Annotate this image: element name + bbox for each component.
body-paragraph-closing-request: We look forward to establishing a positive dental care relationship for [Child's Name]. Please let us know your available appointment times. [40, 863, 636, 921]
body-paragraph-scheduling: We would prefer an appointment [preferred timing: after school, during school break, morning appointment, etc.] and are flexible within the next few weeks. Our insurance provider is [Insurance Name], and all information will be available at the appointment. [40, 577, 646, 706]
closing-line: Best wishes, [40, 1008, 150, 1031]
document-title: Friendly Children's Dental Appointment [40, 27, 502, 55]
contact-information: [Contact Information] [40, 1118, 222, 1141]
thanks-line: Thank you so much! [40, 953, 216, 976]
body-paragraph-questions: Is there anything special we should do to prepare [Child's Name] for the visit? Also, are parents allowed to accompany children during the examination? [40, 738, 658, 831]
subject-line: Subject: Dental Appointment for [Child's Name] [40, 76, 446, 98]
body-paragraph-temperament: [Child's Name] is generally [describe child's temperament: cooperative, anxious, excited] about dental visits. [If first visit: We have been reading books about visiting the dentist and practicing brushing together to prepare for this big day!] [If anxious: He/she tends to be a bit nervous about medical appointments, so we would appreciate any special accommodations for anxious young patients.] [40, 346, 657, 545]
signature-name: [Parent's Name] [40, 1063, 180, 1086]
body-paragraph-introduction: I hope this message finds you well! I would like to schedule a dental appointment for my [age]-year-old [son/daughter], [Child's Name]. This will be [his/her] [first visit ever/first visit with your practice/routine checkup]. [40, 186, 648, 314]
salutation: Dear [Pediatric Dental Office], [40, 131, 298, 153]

• TASK GOAL: In the entries above, tally the lines that hold the string "information" and give only the count.

• FINISHED EXERCISE: 2